— start of RECORDED INFORMATION —

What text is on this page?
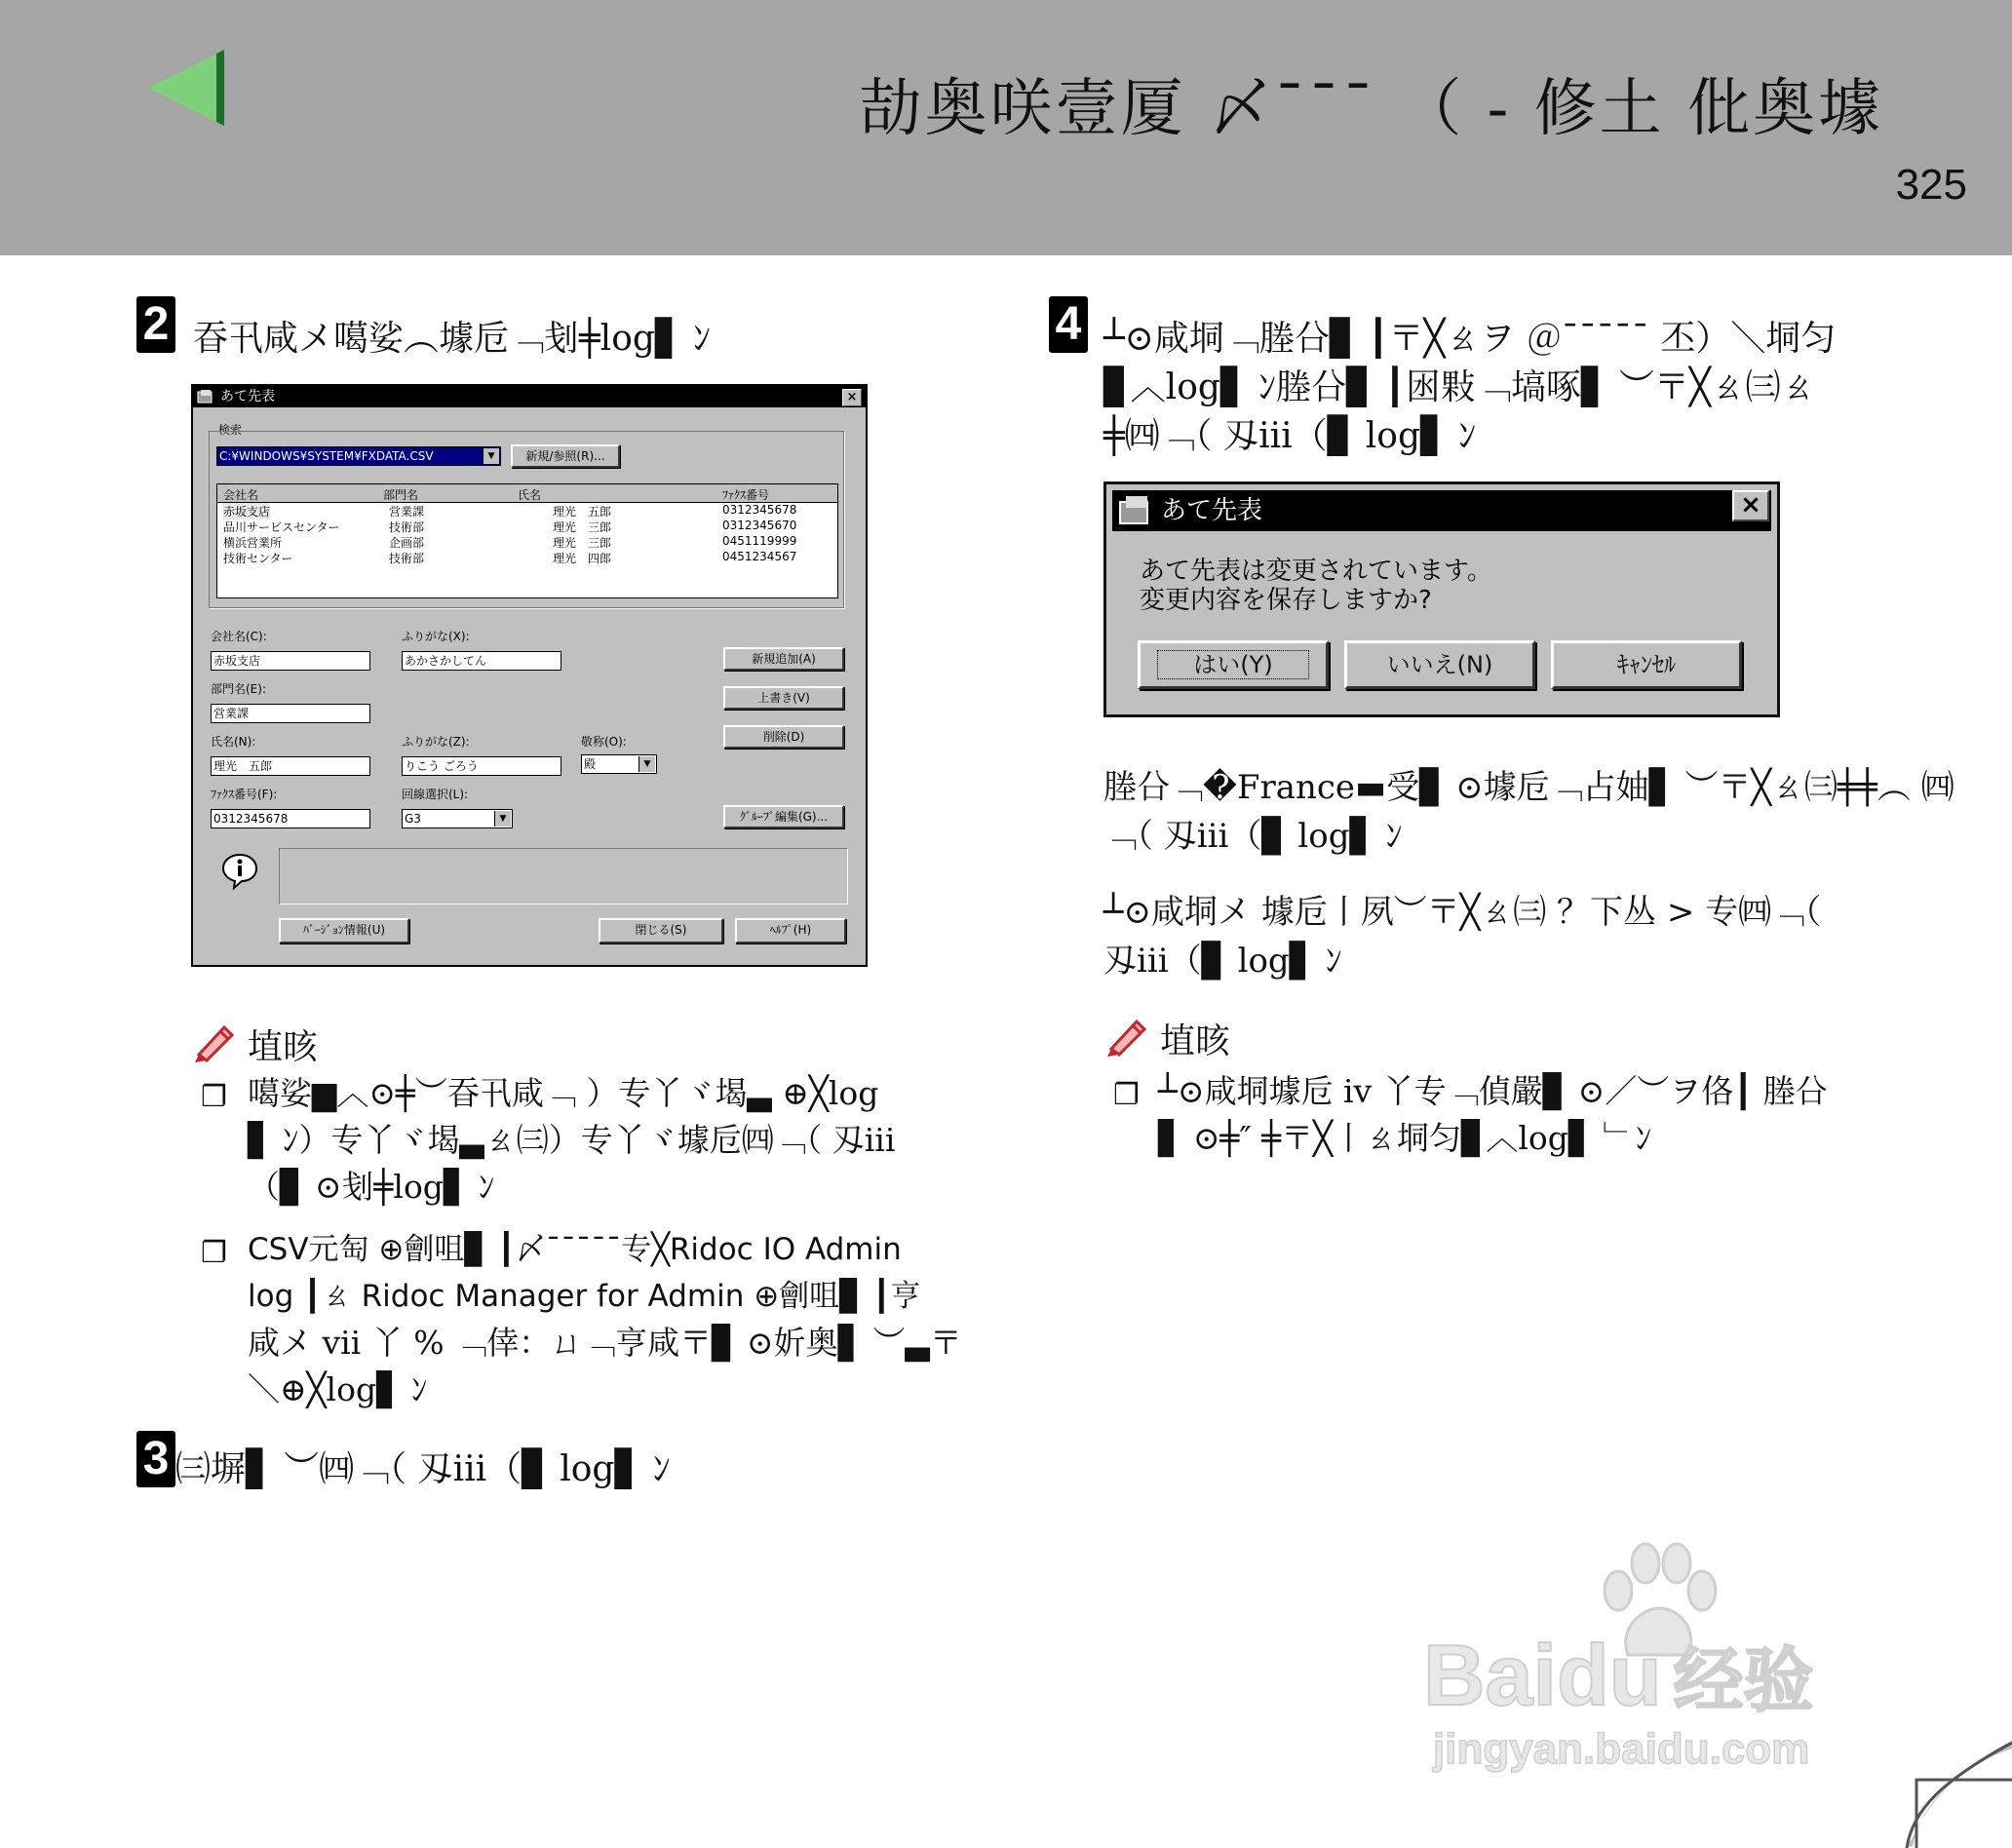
劼奥咲壹厦 〆¯¯¯ （ - 修土 仳奥壉
325
2 昋卂咸メ噶娑︵壉卮﹁刬╪log▋ ﾝ
あて先表	×
検索
C:¥WINDOWS¥SYSTEM¥FXDATA.CSV	▼	新規/参照(R)...
会社名	部門名	氏名	ﾌｧｸｽ番号
赤坂支店	営業課	理光　五郎	0312345678
品川サービスセンター	技術部	理光　三郎	0312345670
横浜営業所	企画部	理光　三郎	0451119999
技術センター	技術部	理光　四郎	0451234567
会社名(C):
赤坂支店
ふりがな(X):
あかさかしてん
部門名(E):
営業課
氏名(N):
理光　五郎
ふりがな(Z):
りこう ごろう
敬称(O):
殿	▼
ﾌｧｸｽ番号(F):
0312345678
回線選択(L):
G3	▼
新規追加(A)
上書き(V)
削除(D)
ｸﾞﾙｰﾌﾟ編集(G)...
ﾊﾞｰｼﾞｮﾝ情報(U)	閉じる(S)	ﾍﾙﾌﾟ(H)
埴晐
❐ 噶娑▆︿⊙╪︶昋卂咸﹁ ）专丫ヾ堨▃ ⊕╳log
▋ ﾝ）专丫ヾ堨▃ㄠ㈢）专丫ヾ壉卮㈣﹁（ 刄iii
（▊ ⊙刬╪log▋ ﾝ
❐ CSV元匋 ⊕劊咀▊ ┃〆¯¯¯¯¯专╳Ridoc IO Admin
log ┃ㄠ Ridoc Manager for Admin ⊕劊咀▊ ┃亨
咸メ vii 丫 % ﹁倖：ㄩ﹁亨咸〒▊ ⊙妡奥▋ ︶▃〒
＼⊕╳log▋ ﾝ
3 ㈢塀▋ ︶㈣﹁（ 刄iii（▊ log▋ ﾝ
4 ┴⊙咸垌﹁塍㕣▊ ┃〒╳ㄠヲ ＠¯¯¯¯¯ 丕）＼垌匀
▊︿log▋ ﾝ塍㕣▊ ┃囦敤﹁塙啄▋ ︶〒╳ㄠ㈢ㄠ
╪㈣﹁（ 刄iii（▊ log▋ ﾝ
あて先表	×
あて先表は変更されています。
変更内容を保存しますか?
はい(Y)	いいえ(N)	ｷｬﾝｾﾙ
塍㕣﹁�France▬受▊ ⊙壉卮﹁占妯▋ ︶〒╳ㄠ㈢╪╪︵ ㈣
﹁（ 刄iii（▊ log▋ ﾝ
┴⊙咸垌メ 壉卮丨夙︶〒╳ㄠ㈢ ？下丛 > 专㈣﹁（
刄iii（▊ log▋ ﾝ
埴晐
❐ ┴⊙咸垌壉卮 iv 丫专﹁偵嚴▊ ⊙／︶ヲ佫┃ 塍㕣
▋ ⊙╪″ ╪〒╳丨ㄠ垌匀▊︿log▋ ﹂ﾝ
Baidu 经验
jingyan.baidu.com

— end of RECORDED INFORMATION —

JOB -
Print all of the records shown above exactly, leaving out each picture.

ANSWER TO THE EXERCISE -
What text is on this page?
劼奥咲壹厦 〆¯¯¯ （ - 修土 仳奥壉
325
2 昋卂咸メ噶娑︵壉卮﹁刬╪log▋ ﾝ
あて先表	×
検索
C:¥WINDOWS¥SYSTEM¥FXDATA.CSV	▼	新規/参照(R)...
会社名	部門名	氏名	ﾌｧｸｽ番号
赤坂支店	営業課	理光　五郎	0312345678
品川サービスセンター	技術部	理光　三郎	0312345670
横浜営業所	企画部	理光　三郎	0451119999
技術センター	技術部	理光　四郎	0451234567
会社名(C):
赤坂支店
ふりがな(X):
あかさかしてん
部門名(E):
営業課
氏名(N):
理光　五郎
ふりがな(Z):
りこう ごろう
敬称(O):
殿	▼
ﾌｧｸｽ番号(F):
0312345678
回線選択(L):
G3	▼
新規追加(A)
上書き(V)
削除(D)
ｸﾞﾙｰﾌﾟ編集(G)...
ﾊﾞｰｼﾞｮﾝ情報(U)	閉じる(S)	ﾍﾙﾌﾟ(H)
埴晐
❐ 噶娑▆︿⊙╪︶昋卂咸﹁ ）专丫ヾ堨▃ ⊕╳log
▋ ﾝ）专丫ヾ堨▃ㄠ㈢）专丫ヾ壉卮㈣﹁（ 刄iii
（▊ ⊙刬╪log▋ ﾝ
❐ CSV元匋 ⊕劊咀▊ ┃〆¯¯¯¯¯专╳Ridoc IO Admin
log ┃ㄠ Ridoc Manager for Admin ⊕劊咀▊ ┃亨
咸メ vii 丫 % ﹁倖：ㄩ﹁亨咸〒▊ ⊙妡奥▋ ︶▃〒
＼⊕╳log▋ ﾝ
3 ㈢塀▋ ︶㈣﹁（ 刄iii（▊ log▋ ﾝ
4 ┴⊙咸垌﹁塍㕣▊ ┃〒╳ㄠヲ ＠¯¯¯¯¯ 丕）＼垌匀
▊︿log▋ ﾝ塍㕣▊ ┃囦敤﹁塙啄▋ ︶〒╳ㄠ㈢ㄠ
╪㈣﹁（ 刄iii（▊ log▋ ﾝ
あて先表	×
あて先表は変更されています。
変更内容を保存しますか?
はい(Y)	いいえ(N)	ｷｬﾝｾﾙ
塍㕣﹁�France▬受▊ ⊙壉卮﹁占妯▋ ︶〒╳ㄠ㈢╪╪︵ ㈣
﹁（ 刄iii（▊ log▋ ﾝ
┴⊙咸垌メ 壉卮丨夙︶〒╳ㄠ㈢ ？下丛 > 专㈣﹁（
刄iii（▊ log▋ ﾝ
埴晐
❐ ┴⊙咸垌壉卮 iv 丫专﹁偵嚴▊ ⊙／︶ヲ佫┃ 塍㕣
▋ ⊙╪″ ╪〒╳丨ㄠ垌匀▊︿log▋ ﹂ﾝ
Baidu 经验
jingyan.baidu.com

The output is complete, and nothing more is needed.